Written request |
Repeat each line word for word.

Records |

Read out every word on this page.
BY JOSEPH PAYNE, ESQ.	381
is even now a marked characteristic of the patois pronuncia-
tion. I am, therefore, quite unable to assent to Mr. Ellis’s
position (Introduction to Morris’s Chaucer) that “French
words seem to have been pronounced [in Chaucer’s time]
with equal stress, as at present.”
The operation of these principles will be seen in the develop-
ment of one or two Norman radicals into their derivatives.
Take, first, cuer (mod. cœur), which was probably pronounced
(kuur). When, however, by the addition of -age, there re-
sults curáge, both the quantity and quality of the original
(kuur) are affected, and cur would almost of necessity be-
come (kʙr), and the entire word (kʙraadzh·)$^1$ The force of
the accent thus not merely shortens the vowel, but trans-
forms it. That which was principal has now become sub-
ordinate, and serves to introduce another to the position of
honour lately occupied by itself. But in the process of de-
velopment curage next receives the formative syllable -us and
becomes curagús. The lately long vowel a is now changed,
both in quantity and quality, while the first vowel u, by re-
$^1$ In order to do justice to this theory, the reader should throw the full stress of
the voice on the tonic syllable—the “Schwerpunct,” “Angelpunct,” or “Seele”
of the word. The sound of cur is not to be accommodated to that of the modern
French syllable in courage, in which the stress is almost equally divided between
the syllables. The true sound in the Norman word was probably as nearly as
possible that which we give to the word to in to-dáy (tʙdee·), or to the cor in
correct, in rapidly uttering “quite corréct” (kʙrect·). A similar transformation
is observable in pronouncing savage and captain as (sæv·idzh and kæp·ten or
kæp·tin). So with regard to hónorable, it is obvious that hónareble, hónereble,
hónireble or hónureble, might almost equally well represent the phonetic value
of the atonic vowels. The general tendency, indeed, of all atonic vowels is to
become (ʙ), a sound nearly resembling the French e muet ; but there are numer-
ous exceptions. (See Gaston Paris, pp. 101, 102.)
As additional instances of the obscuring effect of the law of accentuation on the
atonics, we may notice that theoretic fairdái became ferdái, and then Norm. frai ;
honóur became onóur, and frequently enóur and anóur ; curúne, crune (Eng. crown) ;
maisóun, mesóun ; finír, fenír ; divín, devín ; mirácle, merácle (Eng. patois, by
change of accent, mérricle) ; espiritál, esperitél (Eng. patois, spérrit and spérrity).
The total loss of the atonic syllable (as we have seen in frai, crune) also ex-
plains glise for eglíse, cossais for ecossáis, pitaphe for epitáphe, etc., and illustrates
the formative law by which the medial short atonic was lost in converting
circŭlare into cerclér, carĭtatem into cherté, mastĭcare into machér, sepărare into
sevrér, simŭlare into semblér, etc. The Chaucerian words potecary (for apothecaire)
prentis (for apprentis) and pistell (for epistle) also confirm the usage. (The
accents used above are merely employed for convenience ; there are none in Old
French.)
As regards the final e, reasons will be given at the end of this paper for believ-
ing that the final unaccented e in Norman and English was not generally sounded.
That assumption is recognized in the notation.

Solution to this exercise |
Read out every word on this page.
BY JOSEPH PAYNE, ESQ.	381
is even now a marked characteristic of the patois pronuncia-
tion. I am, therefore, quite unable to assent to Mr. Ellis’s
position (Introduction to Morris’s Chaucer) that “French
words seem to have been pronounced [in Chaucer’s time]
with equal stress, as at present.”
The operation of these principles will be seen in the develop-
ment of one or two Norman radicals into their derivatives.
Take, first, cuer (mod. cœur), which was probably pronounced
(kuur). When, however, by the addition of -age, there re-
sults curáge, both the quantity and quality of the original
(kuur) are affected, and cur would almost of necessity be-
come (kʙr), and the entire word (kʙraadzh·)$^1$ The force of
the accent thus not merely shortens the vowel, but trans-
forms it. That which was principal has now become sub-
ordinate, and serves to introduce another to the position of
honour lately occupied by itself. But in the process of de-
velopment curage next receives the formative syllable -us and
becomes curagús. The lately long vowel a is now changed,
both in quantity and quality, while the first vowel u, by re-
$^1$ In order to do justice to this theory, the reader should throw the full stress of
the voice on the tonic syllable—the “Schwerpunct,” “Angelpunct,” or “Seele”
of the word. The sound of cur is not to be accommodated to that of the modern
French syllable in courage, in which the stress is almost equally divided between
the syllables. The true sound in the Norman word was probably as nearly as
possible that which we give to the word to in to-dáy (tʙdee·), or to the cor in
correct, in rapidly uttering “quite corréct” (kʙrect·). A similar transformation
is observable in pronouncing savage and captain as (sæv·idzh and kæp·ten or
kæp·tin). So with regard to hónorable, it is obvious that hónareble, hónereble,
hónireble or hónureble, might almost equally well represent the phonetic value
of the atonic vowels. The general tendency, indeed, of all atonic vowels is to
become (ʙ), a sound nearly resembling the French e muet ; but there are numer-
ous exceptions. (See Gaston Paris, pp. 101, 102.)
As additional instances of the obscuring effect of the law of accentuation on the
atonics, we may notice that theoretic fairdái became ferdái, and then Norm. frai ;
honóur became onóur, and frequently enóur and anóur ; curúne, crune (Eng. crown) ;
maisóun, mesóun ; finír, fenír ; divín, devín ; mirácle, merácle (Eng. patois, by
change of accent, mérricle) ; espiritál, esperitél (Eng. patois, spérrit and spérrity).
The total loss of the atonic syllable (as we have seen in frai, crune) also ex-
plains glise for eglíse, cossais for ecossáis, pitaphe for epitáphe, etc., and illustrates
the formative law by which the medial short atonic was lost in converting
circŭlare into cerclér, carĭtatem into cherté, mastĭcare into machér, sepărare into
sevrér, simŭlare into semblér, etc. The Chaucerian words potecary (for apothecaire)
prentis (for apprentis) and pistell (for epistle) also confirm the usage. (The
accents used above are merely employed for convenience ; there are none in Old
French.)
As regards the final e, reasons will be given at the end of this paper for believ-
ing that the final unaccented e in Norman and English was not generally sounded.
That assumption is recognized in the notation.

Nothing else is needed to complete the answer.